• _AIM_: Output all of the entries below precisely as written.
══════
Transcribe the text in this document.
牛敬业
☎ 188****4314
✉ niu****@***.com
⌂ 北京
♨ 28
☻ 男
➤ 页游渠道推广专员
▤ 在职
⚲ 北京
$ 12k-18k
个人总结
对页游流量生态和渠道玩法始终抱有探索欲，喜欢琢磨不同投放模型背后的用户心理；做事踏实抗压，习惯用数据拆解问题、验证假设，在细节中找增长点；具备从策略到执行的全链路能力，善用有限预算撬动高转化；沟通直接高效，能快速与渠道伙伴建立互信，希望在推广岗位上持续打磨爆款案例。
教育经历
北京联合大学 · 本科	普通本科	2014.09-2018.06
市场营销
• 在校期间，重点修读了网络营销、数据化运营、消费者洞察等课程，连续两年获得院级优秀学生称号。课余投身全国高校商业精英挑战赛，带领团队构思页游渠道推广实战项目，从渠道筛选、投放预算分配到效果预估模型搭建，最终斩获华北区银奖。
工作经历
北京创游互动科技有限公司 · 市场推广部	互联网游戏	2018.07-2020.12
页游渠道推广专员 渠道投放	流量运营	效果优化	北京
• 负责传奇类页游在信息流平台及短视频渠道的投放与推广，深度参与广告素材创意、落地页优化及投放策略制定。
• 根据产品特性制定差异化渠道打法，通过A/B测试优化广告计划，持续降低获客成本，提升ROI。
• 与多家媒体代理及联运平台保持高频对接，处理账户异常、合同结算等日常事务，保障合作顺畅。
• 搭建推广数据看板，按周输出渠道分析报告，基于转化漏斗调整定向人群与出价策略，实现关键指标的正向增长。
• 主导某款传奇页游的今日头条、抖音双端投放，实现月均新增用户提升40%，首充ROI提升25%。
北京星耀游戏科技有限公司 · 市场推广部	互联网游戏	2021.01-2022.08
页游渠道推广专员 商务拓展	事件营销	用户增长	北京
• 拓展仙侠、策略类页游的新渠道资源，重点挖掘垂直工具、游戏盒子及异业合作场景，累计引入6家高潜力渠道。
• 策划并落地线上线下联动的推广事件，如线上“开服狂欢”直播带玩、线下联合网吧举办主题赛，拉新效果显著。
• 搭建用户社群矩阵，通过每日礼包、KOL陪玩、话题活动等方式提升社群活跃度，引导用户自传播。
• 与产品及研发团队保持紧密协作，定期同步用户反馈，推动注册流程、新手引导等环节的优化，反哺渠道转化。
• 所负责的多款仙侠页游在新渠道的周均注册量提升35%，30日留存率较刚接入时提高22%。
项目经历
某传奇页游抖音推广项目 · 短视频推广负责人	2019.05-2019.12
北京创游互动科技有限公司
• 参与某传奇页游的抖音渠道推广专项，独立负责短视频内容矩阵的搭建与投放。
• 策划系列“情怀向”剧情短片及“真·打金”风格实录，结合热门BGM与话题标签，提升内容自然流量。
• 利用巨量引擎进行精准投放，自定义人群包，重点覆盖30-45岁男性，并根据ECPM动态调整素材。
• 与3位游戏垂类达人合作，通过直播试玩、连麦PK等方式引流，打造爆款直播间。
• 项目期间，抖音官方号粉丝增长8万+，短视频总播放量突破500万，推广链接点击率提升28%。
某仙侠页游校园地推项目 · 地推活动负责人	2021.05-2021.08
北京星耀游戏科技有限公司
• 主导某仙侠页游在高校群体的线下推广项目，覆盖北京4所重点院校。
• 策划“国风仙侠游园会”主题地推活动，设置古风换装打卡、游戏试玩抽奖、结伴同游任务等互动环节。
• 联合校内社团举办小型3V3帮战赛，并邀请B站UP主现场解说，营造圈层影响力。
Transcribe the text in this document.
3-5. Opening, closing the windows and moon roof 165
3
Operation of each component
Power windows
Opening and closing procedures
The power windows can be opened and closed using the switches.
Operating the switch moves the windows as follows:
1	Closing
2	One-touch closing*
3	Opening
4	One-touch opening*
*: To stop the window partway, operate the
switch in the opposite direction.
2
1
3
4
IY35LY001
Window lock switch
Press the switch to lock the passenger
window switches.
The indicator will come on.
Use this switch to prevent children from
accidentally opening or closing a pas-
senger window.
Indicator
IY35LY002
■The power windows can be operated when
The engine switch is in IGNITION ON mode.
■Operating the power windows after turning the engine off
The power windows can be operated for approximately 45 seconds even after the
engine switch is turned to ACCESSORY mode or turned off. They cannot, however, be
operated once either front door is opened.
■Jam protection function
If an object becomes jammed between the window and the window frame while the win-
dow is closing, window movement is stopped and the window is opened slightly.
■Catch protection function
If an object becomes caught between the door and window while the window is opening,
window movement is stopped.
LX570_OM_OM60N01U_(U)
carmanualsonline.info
══════
• _RESPONSE_:
Transcribe the text in this document.
牛敬业
☎ 188****4314
✉ niu****@***.com
⌂ 北京
♨ 28
☻ 男
➤ 页游渠道推广专员
▤ 在职
⚲ 北京
$ 12k-18k
个人总结
对页游流量生态和渠道玩法始终抱有探索欲，喜欢琢磨不同投放模型背后的用户心理；做事踏实抗压，习惯用数据拆解问题、验证假设，在细节中找增长点；具备从策略到执行的全链路能力，善用有限预算撬动高转化；沟通直接高效，能快速与渠道伙伴建立互信，希望在推广岗位上持续打磨爆款案例。
教育经历
北京联合大学 · 本科	普通本科	2014.09-2018.06
市场营销
• 在校期间，重点修读了网络营销、数据化运营、消费者洞察等课程，连续两年获得院级优秀学生称号。课余投身全国高校商业精英挑战赛，带领团队构思页游渠道推广实战项目，从渠道筛选、投放预算分配到效果预估模型搭建，最终斩获华北区银奖。
工作经历
北京创游互动科技有限公司 · 市场推广部	互联网游戏	2018.07-2020.12
页游渠道推广专员 渠道投放	流量运营	效果优化	北京
• 负责传奇类页游在信息流平台及短视频渠道的投放与推广，深度参与广告素材创意、落地页优化及投放策略制定。
• 根据产品特性制定差异化渠道打法，通过A/B测试优化广告计划，持续降低获客成本，提升ROI。
• 与多家媒体代理及联运平台保持高频对接，处理账户异常、合同结算等日常事务，保障合作顺畅。
• 搭建推广数据看板，按周输出渠道分析报告，基于转化漏斗调整定向人群与出价策略，实现关键指标的正向增长。
• 主导某款传奇页游的今日头条、抖音双端投放，实现月均新增用户提升40%，首充ROI提升25%。
北京星耀游戏科技有限公司 · 市场推广部	互联网游戏	2021.01-2022.08
页游渠道推广专员 商务拓展	事件营销	用户增长	北京
• 拓展仙侠、策略类页游的新渠道资源，重点挖掘垂直工具、游戏盒子及异业合作场景，累计引入6家高潜力渠道。
• 策划并落地线上线下联动的推广事件，如线上“开服狂欢”直播带玩、线下联合网吧举办主题赛，拉新效果显著。
• 搭建用户社群矩阵，通过每日礼包、KOL陪玩、话题活动等方式提升社群活跃度，引导用户自传播。
• 与产品及研发团队保持紧密协作，定期同步用户反馈，推动注册流程、新手引导等环节的优化，反哺渠道转化。
• 所负责的多款仙侠页游在新渠道的周均注册量提升35%，30日留存率较刚接入时提高22%。
项目经历
某传奇页游抖音推广项目 · 短视频推广负责人	2019.05-2019.12
北京创游互动科技有限公司
• 参与某传奇页游的抖音渠道推广专项，独立负责短视频内容矩阵的搭建与投放。
• 策划系列“情怀向”剧情短片及“真·打金”风格实录，结合热门BGM与话题标签，提升内容自然流量。
• 利用巨量引擎进行精准投放，自定义人群包，重点覆盖30-45岁男性，并根据ECPM动态调整素材。
• 与3位游戏垂类达人合作，通过直播试玩、连麦PK等方式引流，打造爆款直播间。
• 项目期间，抖音官方号粉丝增长8万+，短视频总播放量突破500万，推广链接点击率提升28%。
某仙侠页游校园地推项目 · 地推活动负责人	2021.05-2021.08
北京星耀游戏科技有限公司
• 主导某仙侠页游在高校群体的线下推广项目，覆盖北京4所重点院校。
• 策划“国风仙侠游园会”主题地推活动，设置古风换装打卡、游戏试玩抽奖、结伴同游任务等互动环节。
• 联合校内社团举办小型3V3帮战赛，并邀请B站UP主现场解说，营造圈层影响力。
Transcribe the text in this document.
3-5. Opening, closing the windows and moon roof 165
3
Operation of each component
Power windows
Opening and closing procedures
The power windows can be opened and closed using the switches.
Operating the switch moves the windows as follows:
1	Closing
2	One-touch closing*
3	Opening
4	One-touch opening*
*: To stop the window partway, operate the
switch in the opposite direction.
2
1
3
4
IY35LY001
Window lock switch
Press the switch to lock the passenger
window switches.
The indicator will come on.
Use this switch to prevent children from
accidentally opening or closing a pas-
senger window.
Indicator
IY35LY002
■The power windows can be operated when
The engine switch is in IGNITION ON mode.
■Operating the power windows after turning the engine off
The power windows can be operated for approximately 45 seconds even after the
engine switch is turned to ACCESSORY mode or turned off. They cannot, however, be
operated once either front door is opened.
■Jam protection function
If an object becomes jammed between the window and the window frame while the win-
dow is closing, window movement is stopped and the window is opened slightly.
■Catch protection function
If an object becomes caught between the door and window while the window is opening,
window movement is stopped.
LX570_OM_OM60N01U_(U)
carmanualsonline.info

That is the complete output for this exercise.